-- THE REQUEST --
Copy all lines that contain the word "Investing".

-- ENTRIES SHOWN --
BEGIN

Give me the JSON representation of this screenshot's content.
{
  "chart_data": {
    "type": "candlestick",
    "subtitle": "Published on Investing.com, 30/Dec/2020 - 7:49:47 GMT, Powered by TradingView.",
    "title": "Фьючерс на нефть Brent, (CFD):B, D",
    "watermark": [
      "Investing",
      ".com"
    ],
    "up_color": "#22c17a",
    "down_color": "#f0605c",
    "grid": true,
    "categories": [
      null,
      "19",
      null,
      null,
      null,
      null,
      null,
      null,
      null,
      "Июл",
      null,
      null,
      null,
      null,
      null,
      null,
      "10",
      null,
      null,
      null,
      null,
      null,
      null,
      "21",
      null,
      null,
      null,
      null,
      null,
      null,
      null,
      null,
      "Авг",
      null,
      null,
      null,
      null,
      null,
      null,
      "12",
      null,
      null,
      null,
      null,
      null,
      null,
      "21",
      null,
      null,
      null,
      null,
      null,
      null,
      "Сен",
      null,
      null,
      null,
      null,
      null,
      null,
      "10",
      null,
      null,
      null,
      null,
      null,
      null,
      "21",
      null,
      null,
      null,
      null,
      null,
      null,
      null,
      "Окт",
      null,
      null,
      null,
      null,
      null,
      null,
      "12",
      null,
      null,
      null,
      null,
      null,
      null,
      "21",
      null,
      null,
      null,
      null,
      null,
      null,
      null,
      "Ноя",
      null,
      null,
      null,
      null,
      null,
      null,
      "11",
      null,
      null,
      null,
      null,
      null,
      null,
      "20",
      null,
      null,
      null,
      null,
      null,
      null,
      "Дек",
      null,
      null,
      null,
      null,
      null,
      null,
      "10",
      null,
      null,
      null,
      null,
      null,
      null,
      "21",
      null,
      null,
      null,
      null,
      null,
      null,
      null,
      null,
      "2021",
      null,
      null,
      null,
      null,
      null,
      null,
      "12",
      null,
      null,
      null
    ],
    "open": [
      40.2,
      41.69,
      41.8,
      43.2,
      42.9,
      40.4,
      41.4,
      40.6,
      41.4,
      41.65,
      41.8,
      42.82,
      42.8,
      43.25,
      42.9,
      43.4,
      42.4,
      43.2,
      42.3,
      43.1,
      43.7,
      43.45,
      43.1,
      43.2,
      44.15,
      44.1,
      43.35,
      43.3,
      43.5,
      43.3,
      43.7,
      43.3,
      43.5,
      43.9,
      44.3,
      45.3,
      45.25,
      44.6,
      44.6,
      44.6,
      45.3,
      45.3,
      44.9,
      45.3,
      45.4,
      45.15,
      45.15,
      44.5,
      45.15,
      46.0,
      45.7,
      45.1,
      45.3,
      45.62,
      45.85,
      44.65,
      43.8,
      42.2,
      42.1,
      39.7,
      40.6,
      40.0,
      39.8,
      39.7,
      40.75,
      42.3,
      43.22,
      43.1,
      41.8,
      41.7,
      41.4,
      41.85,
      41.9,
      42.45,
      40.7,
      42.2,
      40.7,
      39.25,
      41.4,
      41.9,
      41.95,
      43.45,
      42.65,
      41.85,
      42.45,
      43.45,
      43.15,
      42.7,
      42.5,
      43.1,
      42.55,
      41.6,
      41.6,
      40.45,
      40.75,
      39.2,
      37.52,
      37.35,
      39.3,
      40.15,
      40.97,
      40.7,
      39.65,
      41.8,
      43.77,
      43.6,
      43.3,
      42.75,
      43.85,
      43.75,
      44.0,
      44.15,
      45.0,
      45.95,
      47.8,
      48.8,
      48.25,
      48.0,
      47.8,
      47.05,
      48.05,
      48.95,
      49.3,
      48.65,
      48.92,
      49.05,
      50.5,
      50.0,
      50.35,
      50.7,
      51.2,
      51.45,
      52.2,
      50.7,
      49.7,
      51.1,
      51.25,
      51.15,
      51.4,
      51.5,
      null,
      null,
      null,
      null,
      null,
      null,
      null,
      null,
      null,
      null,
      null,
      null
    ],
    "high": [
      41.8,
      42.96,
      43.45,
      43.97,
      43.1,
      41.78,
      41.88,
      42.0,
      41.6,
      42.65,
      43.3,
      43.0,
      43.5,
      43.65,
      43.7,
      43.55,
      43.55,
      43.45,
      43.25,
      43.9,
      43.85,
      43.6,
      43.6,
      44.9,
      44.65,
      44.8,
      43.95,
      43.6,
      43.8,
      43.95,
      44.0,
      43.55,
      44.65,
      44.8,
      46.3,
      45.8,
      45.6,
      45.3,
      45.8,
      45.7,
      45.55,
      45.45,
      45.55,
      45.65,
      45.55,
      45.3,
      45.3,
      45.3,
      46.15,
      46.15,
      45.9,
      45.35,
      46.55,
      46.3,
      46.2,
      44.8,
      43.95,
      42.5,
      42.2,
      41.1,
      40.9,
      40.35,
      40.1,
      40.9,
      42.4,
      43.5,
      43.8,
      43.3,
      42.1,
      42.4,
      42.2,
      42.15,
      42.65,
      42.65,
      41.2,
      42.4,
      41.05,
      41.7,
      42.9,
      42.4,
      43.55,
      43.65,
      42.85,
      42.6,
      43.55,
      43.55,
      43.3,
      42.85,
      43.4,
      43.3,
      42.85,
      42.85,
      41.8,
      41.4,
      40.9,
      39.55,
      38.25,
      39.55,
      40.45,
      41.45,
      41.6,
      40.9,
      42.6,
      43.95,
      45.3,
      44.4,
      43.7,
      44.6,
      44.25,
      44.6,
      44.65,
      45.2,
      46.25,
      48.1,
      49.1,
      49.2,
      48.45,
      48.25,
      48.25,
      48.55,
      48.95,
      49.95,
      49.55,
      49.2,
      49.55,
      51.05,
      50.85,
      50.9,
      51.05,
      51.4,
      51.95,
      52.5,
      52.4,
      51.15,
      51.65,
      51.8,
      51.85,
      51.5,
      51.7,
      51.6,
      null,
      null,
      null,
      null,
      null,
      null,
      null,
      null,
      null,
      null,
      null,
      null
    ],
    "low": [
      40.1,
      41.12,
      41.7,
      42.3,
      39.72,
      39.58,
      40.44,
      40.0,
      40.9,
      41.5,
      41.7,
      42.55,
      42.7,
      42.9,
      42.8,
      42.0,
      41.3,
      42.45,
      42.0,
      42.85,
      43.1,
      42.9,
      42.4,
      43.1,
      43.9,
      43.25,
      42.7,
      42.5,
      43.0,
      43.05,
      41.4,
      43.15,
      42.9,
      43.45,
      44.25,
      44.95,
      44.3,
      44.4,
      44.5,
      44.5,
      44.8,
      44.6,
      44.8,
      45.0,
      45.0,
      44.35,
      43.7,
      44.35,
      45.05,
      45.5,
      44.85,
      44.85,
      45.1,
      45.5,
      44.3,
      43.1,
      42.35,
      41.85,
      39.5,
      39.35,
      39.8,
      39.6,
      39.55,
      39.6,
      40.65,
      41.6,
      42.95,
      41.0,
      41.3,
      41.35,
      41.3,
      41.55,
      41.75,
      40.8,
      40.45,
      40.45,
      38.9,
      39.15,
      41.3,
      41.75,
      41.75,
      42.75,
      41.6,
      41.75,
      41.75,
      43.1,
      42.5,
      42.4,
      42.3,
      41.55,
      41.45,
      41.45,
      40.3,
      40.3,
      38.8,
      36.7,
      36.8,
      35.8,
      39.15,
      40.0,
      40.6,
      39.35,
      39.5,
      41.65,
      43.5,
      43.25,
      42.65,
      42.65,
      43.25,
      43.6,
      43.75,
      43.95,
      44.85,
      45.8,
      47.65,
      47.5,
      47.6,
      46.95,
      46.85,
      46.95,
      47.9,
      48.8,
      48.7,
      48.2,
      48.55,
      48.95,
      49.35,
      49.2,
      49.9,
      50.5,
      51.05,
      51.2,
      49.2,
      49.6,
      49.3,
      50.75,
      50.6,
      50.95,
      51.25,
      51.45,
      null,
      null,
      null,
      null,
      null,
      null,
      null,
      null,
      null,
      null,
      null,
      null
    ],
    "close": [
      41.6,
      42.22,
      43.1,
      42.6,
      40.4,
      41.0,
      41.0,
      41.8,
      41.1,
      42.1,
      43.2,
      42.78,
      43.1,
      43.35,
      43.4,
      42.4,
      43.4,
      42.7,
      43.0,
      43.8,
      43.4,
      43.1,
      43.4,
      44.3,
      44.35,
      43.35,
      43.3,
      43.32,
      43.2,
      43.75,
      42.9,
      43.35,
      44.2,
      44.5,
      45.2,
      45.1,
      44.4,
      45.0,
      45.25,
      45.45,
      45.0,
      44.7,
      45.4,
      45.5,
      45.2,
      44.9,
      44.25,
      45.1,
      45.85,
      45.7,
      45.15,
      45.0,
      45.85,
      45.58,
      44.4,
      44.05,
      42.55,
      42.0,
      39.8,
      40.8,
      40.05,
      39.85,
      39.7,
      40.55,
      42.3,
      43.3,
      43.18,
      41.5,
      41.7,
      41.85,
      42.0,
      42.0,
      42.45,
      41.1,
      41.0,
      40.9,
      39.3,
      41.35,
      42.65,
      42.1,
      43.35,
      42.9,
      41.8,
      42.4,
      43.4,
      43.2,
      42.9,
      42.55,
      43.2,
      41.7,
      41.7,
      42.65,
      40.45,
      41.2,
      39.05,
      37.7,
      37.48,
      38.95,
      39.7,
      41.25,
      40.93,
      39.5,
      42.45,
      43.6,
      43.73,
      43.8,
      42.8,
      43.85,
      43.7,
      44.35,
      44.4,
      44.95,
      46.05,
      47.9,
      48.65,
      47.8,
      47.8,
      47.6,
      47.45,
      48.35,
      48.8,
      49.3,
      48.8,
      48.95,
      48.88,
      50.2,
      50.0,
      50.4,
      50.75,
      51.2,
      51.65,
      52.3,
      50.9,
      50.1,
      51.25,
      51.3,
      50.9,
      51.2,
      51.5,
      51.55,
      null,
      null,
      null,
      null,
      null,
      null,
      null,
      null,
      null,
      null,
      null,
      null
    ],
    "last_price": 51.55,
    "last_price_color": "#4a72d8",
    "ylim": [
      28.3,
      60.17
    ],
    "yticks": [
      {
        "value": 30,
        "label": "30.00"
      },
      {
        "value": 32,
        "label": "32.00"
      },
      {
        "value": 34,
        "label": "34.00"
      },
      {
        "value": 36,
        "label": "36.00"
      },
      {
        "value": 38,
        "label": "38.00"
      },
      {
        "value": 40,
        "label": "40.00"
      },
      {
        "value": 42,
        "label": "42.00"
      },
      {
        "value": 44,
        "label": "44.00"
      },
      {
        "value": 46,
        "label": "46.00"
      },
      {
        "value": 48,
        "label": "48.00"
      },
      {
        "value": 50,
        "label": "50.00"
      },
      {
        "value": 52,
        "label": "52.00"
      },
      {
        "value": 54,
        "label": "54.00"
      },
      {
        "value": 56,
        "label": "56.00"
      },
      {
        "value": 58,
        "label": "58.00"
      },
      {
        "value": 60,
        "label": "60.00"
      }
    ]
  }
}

END

-- FULL ANSWER --
    "subtitle": "Published on Investing.com, 30/Dec/2020 - 7:49:47 GMT, Powered by TradingView.",
      "Investing",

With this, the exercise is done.